**JOB**. Repeat each record exactly. Any picture gets left out.

**DATA TO PROCESS**.
···
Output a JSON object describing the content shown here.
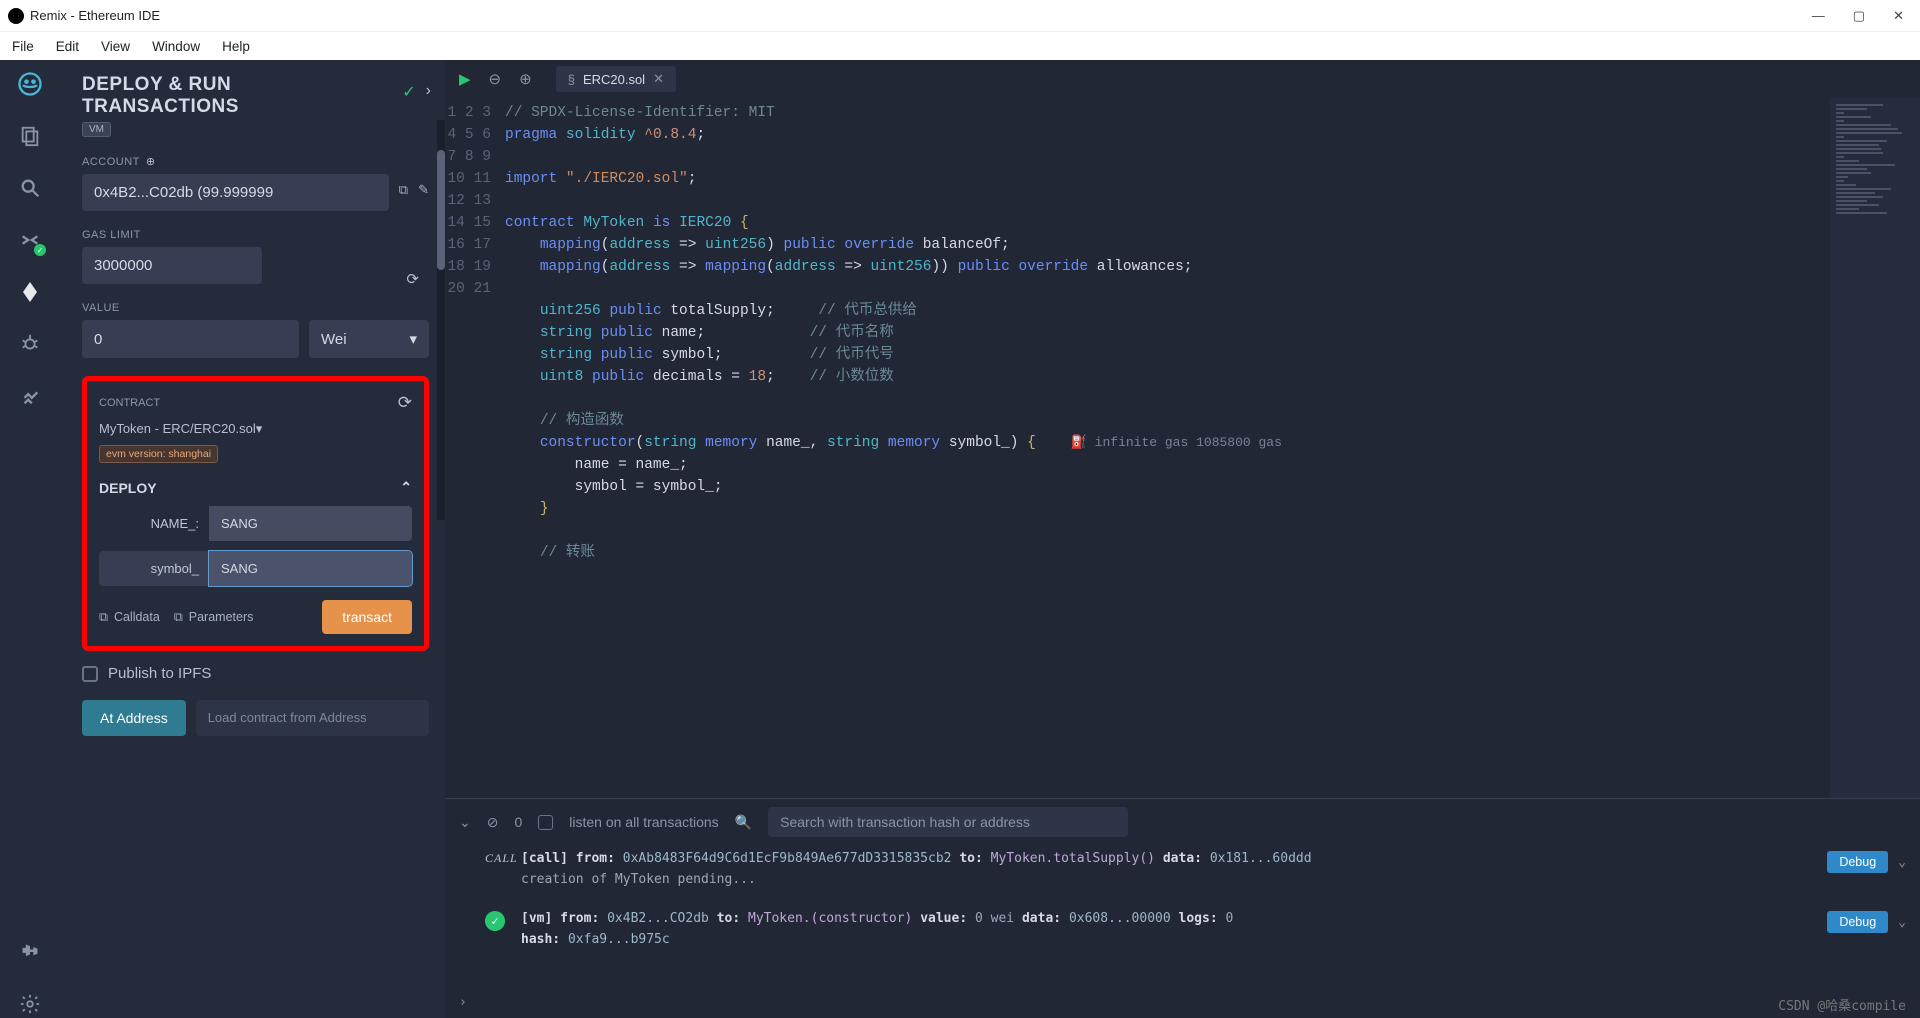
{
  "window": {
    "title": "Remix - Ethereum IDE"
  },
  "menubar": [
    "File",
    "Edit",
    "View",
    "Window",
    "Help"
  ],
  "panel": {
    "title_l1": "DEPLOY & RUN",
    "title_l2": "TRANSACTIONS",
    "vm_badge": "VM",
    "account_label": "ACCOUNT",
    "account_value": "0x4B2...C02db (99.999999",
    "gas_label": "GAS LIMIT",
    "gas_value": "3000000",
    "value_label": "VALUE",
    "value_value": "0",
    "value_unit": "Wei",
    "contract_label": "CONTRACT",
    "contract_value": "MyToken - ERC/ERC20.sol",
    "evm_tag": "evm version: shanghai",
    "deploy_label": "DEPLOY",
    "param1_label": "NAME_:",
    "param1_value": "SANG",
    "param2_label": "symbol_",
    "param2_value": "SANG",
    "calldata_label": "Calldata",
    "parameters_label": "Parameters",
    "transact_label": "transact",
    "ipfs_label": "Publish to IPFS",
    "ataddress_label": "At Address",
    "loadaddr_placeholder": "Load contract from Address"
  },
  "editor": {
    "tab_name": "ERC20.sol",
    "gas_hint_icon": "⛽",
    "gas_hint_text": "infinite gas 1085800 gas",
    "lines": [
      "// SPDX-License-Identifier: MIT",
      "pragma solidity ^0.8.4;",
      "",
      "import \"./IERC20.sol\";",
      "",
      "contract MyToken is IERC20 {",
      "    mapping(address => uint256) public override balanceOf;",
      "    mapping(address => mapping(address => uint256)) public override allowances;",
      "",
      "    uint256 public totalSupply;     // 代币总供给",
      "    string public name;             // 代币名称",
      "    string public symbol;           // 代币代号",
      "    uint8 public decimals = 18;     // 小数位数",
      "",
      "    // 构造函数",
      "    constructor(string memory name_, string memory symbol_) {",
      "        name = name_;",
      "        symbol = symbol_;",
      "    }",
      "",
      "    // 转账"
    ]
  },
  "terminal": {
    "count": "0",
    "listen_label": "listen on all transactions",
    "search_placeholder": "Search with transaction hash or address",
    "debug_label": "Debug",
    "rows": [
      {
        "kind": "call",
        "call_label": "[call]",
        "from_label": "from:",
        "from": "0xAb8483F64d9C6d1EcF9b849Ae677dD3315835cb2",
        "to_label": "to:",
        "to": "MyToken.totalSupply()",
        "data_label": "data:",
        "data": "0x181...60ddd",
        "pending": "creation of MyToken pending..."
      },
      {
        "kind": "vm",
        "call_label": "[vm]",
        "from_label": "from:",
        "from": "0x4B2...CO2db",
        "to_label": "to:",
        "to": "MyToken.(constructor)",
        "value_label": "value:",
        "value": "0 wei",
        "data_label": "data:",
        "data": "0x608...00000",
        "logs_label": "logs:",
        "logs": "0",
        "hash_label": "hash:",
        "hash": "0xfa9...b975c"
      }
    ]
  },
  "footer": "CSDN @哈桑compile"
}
···
**COMPLETE OUTPUT**.
Output a JSON object describing the content shown here.
{
  "window": {
    "title": "Remix - Ethereum IDE"
  },
  "menubar": [
    "File",
    "Edit",
    "View",
    "Window",
    "Help"
  ],
  "panel": {
    "title_l1": "DEPLOY & RUN",
    "title_l2": "TRANSACTIONS",
    "vm_badge": "VM",
    "account_label": "ACCOUNT",
    "account_value": "0x4B2...C02db (99.999999",
    "gas_label": "GAS LIMIT",
    "gas_value": "3000000",
    "value_label": "VALUE",
    "value_value": "0",
    "value_unit": "Wei",
    "contract_label": "CONTRACT",
    "contract_value": "MyToken - ERC/ERC20.sol",
    "evm_tag": "evm version: shanghai",
    "deploy_label": "DEPLOY",
    "param1_label": "NAME_:",
    "param1_value": "SANG",
    "param2_label": "symbol_",
    "param2_value": "SANG",
    "calldata_label": "Calldata",
    "parameters_label": "Parameters",
    "transact_label": "transact",
    "ipfs_label": "Publish to IPFS",
    "ataddress_label": "At Address",
    "loadaddr_placeholder": "Load contract from Address"
  },
  "editor": {
    "tab_name": "ERC20.sol",
    "gas_hint_icon": "⛽",
    "gas_hint_text": "infinite gas 1085800 gas",
    "lines": [
      "// SPDX-License-Identifier: MIT",
      "pragma solidity ^0.8.4;",
      "",
      "import \"./IERC20.sol\";",
      "",
      "contract MyToken is IERC20 {",
      "    mapping(address => uint256) public override balanceOf;",
      "    mapping(address => mapping(address => uint256)) public override allowances;",
      "",
      "    uint256 public totalSupply;     // 代币总供给",
      "    string public name;             // 代币名称",
      "    string public symbol;           // 代币代号",
      "    uint8 public decimals = 18;     // 小数位数",
      "",
      "    // 构造函数",
      "    constructor(string memory name_, string memory symbol_) {",
      "        name = name_;",
      "        symbol = symbol_;",
      "    }",
      "",
      "    // 转账"
    ]
  },
  "terminal": {
    "count": "0",
    "listen_label": "listen on all transactions",
    "search_placeholder": "Search with transaction hash or address",
    "debug_label": "Debug",
    "rows": [
      {
        "kind": "call",
        "call_label": "[call]",
        "from_label": "from:",
        "from": "0xAb8483F64d9C6d1EcF9b849Ae677dD3315835cb2",
        "to_label": "to:",
        "to": "MyToken.totalSupply()",
        "data_label": "data:",
        "data": "0x181...60ddd",
        "pending": "creation of MyToken pending..."
      },
      {
        "kind": "vm",
        "call_label": "[vm]",
        "from_label": "from:",
        "from": "0x4B2...CO2db",
        "to_label": "to:",
        "to": "MyToken.(constructor)",
        "value_label": "value:",
        "value": "0 wei",
        "data_label": "data:",
        "data": "0x608...00000",
        "logs_label": "logs:",
        "logs": "0",
        "hash_label": "hash:",
        "hash": "0xfa9...b975c"
      }
    ]
  },
  "footer": "CSDN @哈桑compile"
}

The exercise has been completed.